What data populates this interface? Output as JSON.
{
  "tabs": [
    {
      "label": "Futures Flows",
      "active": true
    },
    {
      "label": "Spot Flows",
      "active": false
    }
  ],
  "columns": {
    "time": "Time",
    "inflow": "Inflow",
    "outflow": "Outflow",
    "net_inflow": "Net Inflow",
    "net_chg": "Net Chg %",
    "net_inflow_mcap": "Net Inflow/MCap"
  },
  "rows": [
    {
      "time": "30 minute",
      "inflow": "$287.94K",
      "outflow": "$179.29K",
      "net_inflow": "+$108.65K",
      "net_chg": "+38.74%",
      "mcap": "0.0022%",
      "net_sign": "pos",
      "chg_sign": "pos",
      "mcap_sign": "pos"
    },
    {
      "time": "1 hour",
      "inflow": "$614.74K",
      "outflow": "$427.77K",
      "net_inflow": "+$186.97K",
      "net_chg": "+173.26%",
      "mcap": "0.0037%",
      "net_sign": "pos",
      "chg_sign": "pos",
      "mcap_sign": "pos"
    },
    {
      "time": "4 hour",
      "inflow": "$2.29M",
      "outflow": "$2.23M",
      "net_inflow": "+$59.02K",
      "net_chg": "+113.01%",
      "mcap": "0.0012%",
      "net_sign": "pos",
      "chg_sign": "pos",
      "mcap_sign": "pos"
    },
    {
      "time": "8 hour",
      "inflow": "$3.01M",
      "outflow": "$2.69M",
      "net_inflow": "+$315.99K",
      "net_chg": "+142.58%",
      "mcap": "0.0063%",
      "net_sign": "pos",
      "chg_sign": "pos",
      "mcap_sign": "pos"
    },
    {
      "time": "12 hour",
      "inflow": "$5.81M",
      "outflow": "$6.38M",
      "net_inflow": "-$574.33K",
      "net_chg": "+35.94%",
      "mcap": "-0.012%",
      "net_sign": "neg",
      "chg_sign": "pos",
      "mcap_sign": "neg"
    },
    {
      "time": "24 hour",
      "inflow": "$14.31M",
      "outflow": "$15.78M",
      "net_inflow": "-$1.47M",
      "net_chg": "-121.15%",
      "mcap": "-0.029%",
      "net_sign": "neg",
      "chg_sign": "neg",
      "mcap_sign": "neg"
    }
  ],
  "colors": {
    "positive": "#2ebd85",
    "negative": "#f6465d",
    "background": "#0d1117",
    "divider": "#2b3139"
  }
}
+-------+
== Goal of the exercise ==
Copy the records above exactly as they appear.

== Solution for this problem ==
What data populates this interface? Output as JSON.
{
  "tabs": [
    {
      "label": "Futures Flows",
      "active": true
    },
    {
      "label": "Spot Flows",
      "active": false
    }
  ],
  "columns": {
    "time": "Time",
    "inflow": "Inflow",
    "outflow": "Outflow",
    "net_inflow": "Net Inflow",
    "net_chg": "Net Chg %",
    "net_inflow_mcap": "Net Inflow/MCap"
  },
  "rows": [
    {
      "time": "30 minute",
      "inflow": "$287.94K",
      "outflow": "$179.29K",
      "net_inflow": "+$108.65K",
      "net_chg": "+38.74%",
      "mcap": "0.0022%",
      "net_sign": "pos",
      "chg_sign": "pos",
      "mcap_sign": "pos"
    },
    {
      "time": "1 hour",
      "inflow": "$614.74K",
      "outflow": "$427.77K",
      "net_inflow": "+$186.97K",
      "net_chg": "+173.26%",
      "mcap": "0.0037%",
      "net_sign": "pos",
      "chg_sign": "pos",
      "mcap_sign": "pos"
    },
    {
      "time": "4 hour",
      "inflow": "$2.29M",
      "outflow": "$2.23M",
      "net_inflow": "+$59.02K",
      "net_chg": "+113.01%",
      "mcap": "0.0012%",
      "net_sign": "pos",
      "chg_sign": "pos",
      "mcap_sign": "pos"
    },
    {
      "time": "8 hour",
      "inflow": "$3.01M",
      "outflow": "$2.69M",
      "net_inflow": "+$315.99K",
      "net_chg": "+142.58%",
      "mcap": "0.0063%",
      "net_sign": "pos",
      "chg_sign": "pos",
      "mcap_sign": "pos"
    },
    {
      "time": "12 hour",
      "inflow": "$5.81M",
      "outflow": "$6.38M",
      "net_inflow": "-$574.33K",
      "net_chg": "+35.94%",
      "mcap": "-0.012%",
      "net_sign": "neg",
      "chg_sign": "pos",
      "mcap_sign": "neg"
    },
    {
      "time": "24 hour",
      "inflow": "$14.31M",
      "outflow": "$15.78M",
      "net_inflow": "-$1.47M",
      "net_chg": "-121.15%",
      "mcap": "-0.029%",
      "net_sign": "neg",
      "chg_sign": "neg",
      "mcap_sign": "neg"
    }
  ],
  "colors": {
    "positive": "#2ebd85",
    "negative": "#f6465d",
    "background": "#0d1117",
    "divider": "#2b3139"
  }
}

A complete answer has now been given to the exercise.